TASK PROMPT: Return each line holding the string "Reducción".

[Figure record extracts]

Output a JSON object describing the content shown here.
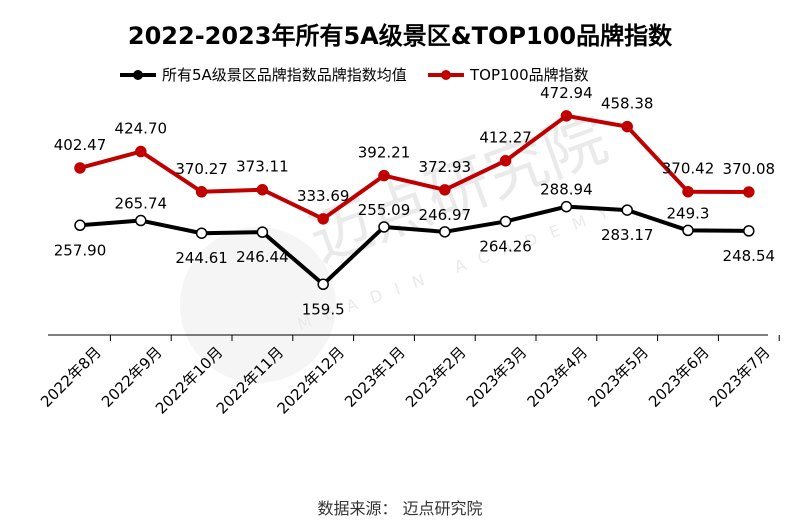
{
  "chart_data": {
    "type": "line",
    "title": "2022-2023年所有5A级景区&TOP100品牌指数",
    "categories": [
      "2022年8月",
      "2022年9月",
      "2022年10月",
      "2022年11月",
      "2022年12月",
      "2023年1月",
      "2023年2月",
      "2023年3月",
      "2023年4月",
      "2023年5月",
      "2023年6月",
      "2023年7月"
    ],
    "series": [
      {
        "name": "所有5A级景区品牌指数品牌指数均值",
        "color": "#000000",
        "values": [
          257.9,
          265.74,
          244.61,
          246.44,
          159.5,
          255.09,
          246.97,
          264.26,
          288.94,
          283.17,
          249.3,
          248.54
        ],
        "labels": [
          "257.90",
          "265.74",
          "244.61",
          "246.44",
          "159.5",
          "255.09",
          "246.97",
          "264.26",
          "288.94",
          "283.17",
          "249.3",
          "248.54"
        ]
      },
      {
        "name": "TOP100品牌指数",
        "color": "#c00000",
        "values": [
          402.47,
          424.7,
          370.27,
          373.11,
          333.69,
          392.21,
          372.93,
          412.27,
          472.94,
          458.38,
          370.42,
          370.08
        ],
        "labels": [
          "402.47",
          "424.70",
          "370.27",
          "373.11",
          "333.69",
          "392.21",
          "372.93",
          "412.27",
          "472.94",
          "458.38",
          "370.42",
          "370.08"
        ]
      }
    ],
    "legend_position": "top",
    "grid": false
  },
  "source": "数据来源：  迈点研究院",
  "watermark": {
    "brand": "迈点研究院",
    "sub": "MEADIN ACADEMY"
  }
}
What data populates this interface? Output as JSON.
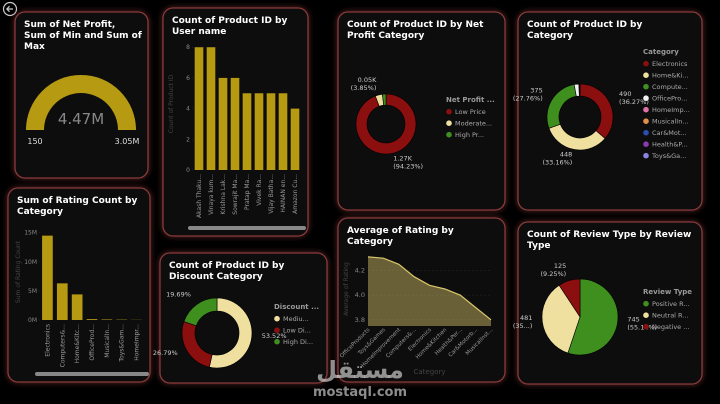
{
  "chart_data": [
    {
      "type": "gauge",
      "title": "Sum of Net Profit, Sum of Min and Sum of Max",
      "value": 4470000,
      "value_label": "4.47M",
      "min": 150,
      "max": {
        "value": 3050000,
        "label": "3.05M"
      },
      "color": "#b59a12"
    },
    {
      "type": "bar",
      "title": "Count of Product ID by User name",
      "y_label": "Count of Product ID",
      "categories": [
        "Akash Thaku...",
        "Vinaya kum...",
        "Krishna Lak...",
        "Sowrajit Ma...",
        "Pratap Ma...",
        "Vivek Ra...",
        "Vijay Batha...",
        "HAINAN en...",
        "Amazon Cu..."
      ],
      "values": [
        8,
        8,
        6,
        6,
        5,
        5,
        5,
        5,
        4
      ],
      "color": "#b59a12",
      "ylim": [
        0,
        8.6
      ],
      "yticks": [
        0,
        2,
        4,
        6,
        8
      ],
      "grid": false
    },
    {
      "type": "donut",
      "title": "Count of Product ID by Net Profit Category",
      "legend_title": "Net Profit ...",
      "categories": [
        "Low Price",
        "Moderate...",
        "High Pr..."
      ],
      "values": [
        1270,
        52,
        26
      ],
      "value_labels": [
        "1.27K (94.23%)",
        "0.05K (3.85%)",
        null
      ],
      "colors": [
        "#8b0f0f",
        "#efe0a0",
        "#3f8f1f"
      ]
    },
    {
      "type": "donut",
      "title": "Count of Product ID by Category",
      "legend_title": "Category",
      "categories": [
        "Electronics",
        "Home&Ki...",
        "Compute...",
        "OfficePro...",
        "HomeImp...",
        "MusicalIn...",
        "Car&Mot...",
        "Health&P...",
        "Toys&Ga..."
      ],
      "values": [
        490,
        448,
        375,
        31,
        2,
        2,
        1,
        1,
        1
      ],
      "value_labels": [
        "490 (36.27%)",
        "448 (33.16%)",
        "375 (27.76%)",
        null,
        null,
        null,
        null,
        null,
        null
      ],
      "colors": [
        "#8b0f0f",
        "#efe0a0",
        "#3f8f1f",
        "#f2f2f2",
        "#e070a8",
        "#e0904a",
        "#2a4fb0",
        "#8a3ab0",
        "#8a84e0"
      ]
    },
    {
      "type": "bar",
      "title": "Sum of Rating Count by Category",
      "y_label": "Sum of Rating Count",
      "categories": [
        "Electronics",
        "Computers&...",
        "Home&Kitc...",
        "OfficeProd...",
        "MusicalIn...",
        "Toys&Gam...",
        "HomeImpr..."
      ],
      "values": [
        14500000,
        6300000,
        4400000,
        150000,
        90000,
        60000,
        30000
      ],
      "color": "#b59a12",
      "ylim": [
        0,
        16500000
      ],
      "yticks": [
        {
          "value": 0,
          "label": "0M"
        },
        {
          "value": 5000000,
          "label": "5M"
        },
        {
          "value": 10000000,
          "label": "10M"
        },
        {
          "value": 15000000,
          "label": "15M"
        }
      ],
      "grid": false
    },
    {
      "type": "donut",
      "title": "Count of Product ID by Discount Category",
      "legend_title": "Discount ...",
      "categories": [
        "Mediu...",
        "Low Di...",
        "High Di..."
      ],
      "values": [
        53.52,
        26.79,
        19.69
      ],
      "value_labels": [
        "53.52%",
        "26.79%",
        "19.69%"
      ],
      "colors": [
        "#efe0a0",
        "#8b0f0f",
        "#3f8f1f"
      ]
    },
    {
      "type": "area",
      "title": "Average of Rating by Category",
      "x_label": "Category",
      "y_label": "Average of Rating",
      "categories": [
        "OfficeProducts",
        "Toys&Games",
        "HomeImprovement",
        "Computers&...",
        "Electronics",
        "Home&Kitchen",
        "Health&Per...",
        "Car&Motorb...",
        "MusicalInst..."
      ],
      "values": [
        4.31,
        4.3,
        4.25,
        4.15,
        4.08,
        4.05,
        4.0,
        3.9,
        3.8
      ],
      "color": "#d9c66a",
      "ylim": [
        3.75,
        4.35
      ],
      "yticks": [
        3.8,
        {
          "value": 4,
          "label": "4.0"
        },
        4.2
      ],
      "grid": true
    },
    {
      "type": "pie",
      "title": "Count of Review Type by Review Type",
      "legend_title": "Review Type",
      "categories": [
        "Positive R...",
        "Neutral R...",
        "Negative ..."
      ],
      "values": [
        745,
        481,
        125
      ],
      "value_labels": [
        "745 (55.14%)",
        "481 (35...)",
        "125 (9.25%)"
      ],
      "colors": [
        "#3f8f1f",
        "#efe0a0",
        "#8b0f0f"
      ]
    }
  ],
  "watermark": {
    "name": "مستقل",
    "site": "mostaql.com"
  }
}
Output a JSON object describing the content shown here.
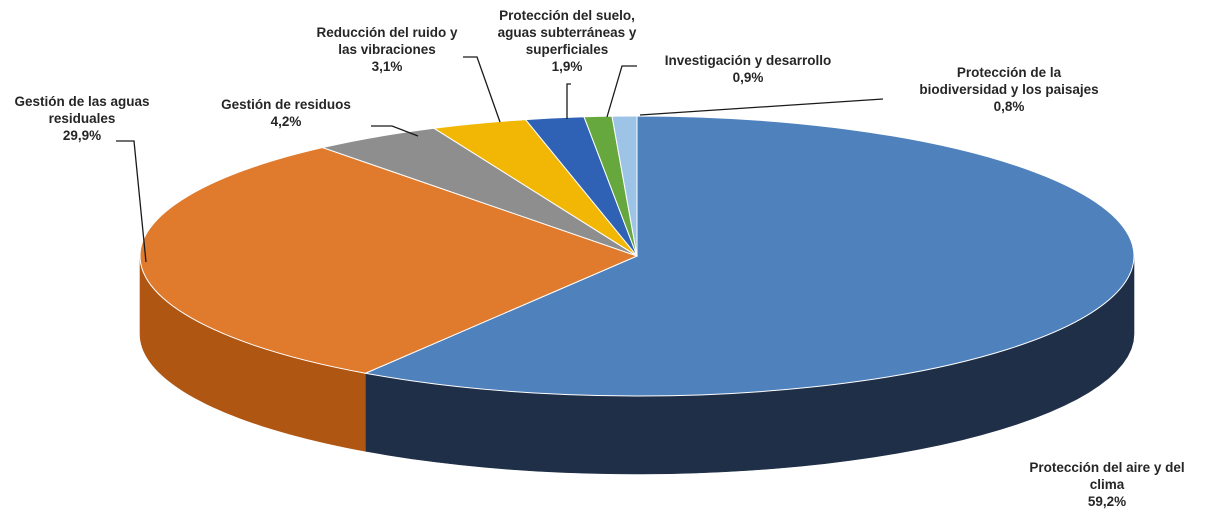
{
  "chart_data": {
    "type": "pie",
    "title": "",
    "slices": [
      {
        "name": "Protección del aire y del clima",
        "name_lines": [
          "Protección del aire y del",
          "clima"
        ],
        "value": 59.2,
        "value_label": "59,2%",
        "color": "#4f81bd",
        "side_color": "#1f2f47"
      },
      {
        "name": "Gestión de las aguas residuales",
        "name_lines": [
          "Gestión de las aguas",
          "residuales"
        ],
        "value": 29.9,
        "value_label": "29,9%",
        "color": "#e07b2e",
        "side_color": "#b05613"
      },
      {
        "name": "Gestión de residuos",
        "name_lines": [
          "Gestión de residuos"
        ],
        "value": 4.2,
        "value_label": "4,2%",
        "color": "#8e8e8e",
        "side_color": "#636363"
      },
      {
        "name": "Reducción del ruido y las vibraciones",
        "name_lines": [
          "Reducción del ruido y",
          "las vibraciones"
        ],
        "value": 3.1,
        "value_label": "3,1%",
        "color": "#f2b705",
        "side_color": "#b88a00"
      },
      {
        "name": "Protección del suelo, aguas subterráneas y superficiales",
        "name_lines": [
          "Protección del suelo,",
          "aguas subterráneas y",
          "superficiales"
        ],
        "value": 1.9,
        "value_label": "1,9%",
        "color": "#2f62b5",
        "side_color": "#1f3f78"
      },
      {
        "name": "Investigación y desarrollo",
        "name_lines": [
          "Investigación y desarrollo"
        ],
        "value": 0.9,
        "value_label": "0,9%",
        "color": "#67a83e",
        "side_color": "#3f7026"
      },
      {
        "name": "Protección de la biodiversidad y los paisajes",
        "name_lines": [
          "Protección de la",
          "biodiversidad y los paisajes"
        ],
        "value": 0.8,
        "value_label": "0,8%",
        "color": "#9dc3e6",
        "side_color": "#6f94b8"
      }
    ]
  }
}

OUTPUT BELOW:
        "name": "Reducción del ruido y las vibraciones",
          "Reducción del ruido y",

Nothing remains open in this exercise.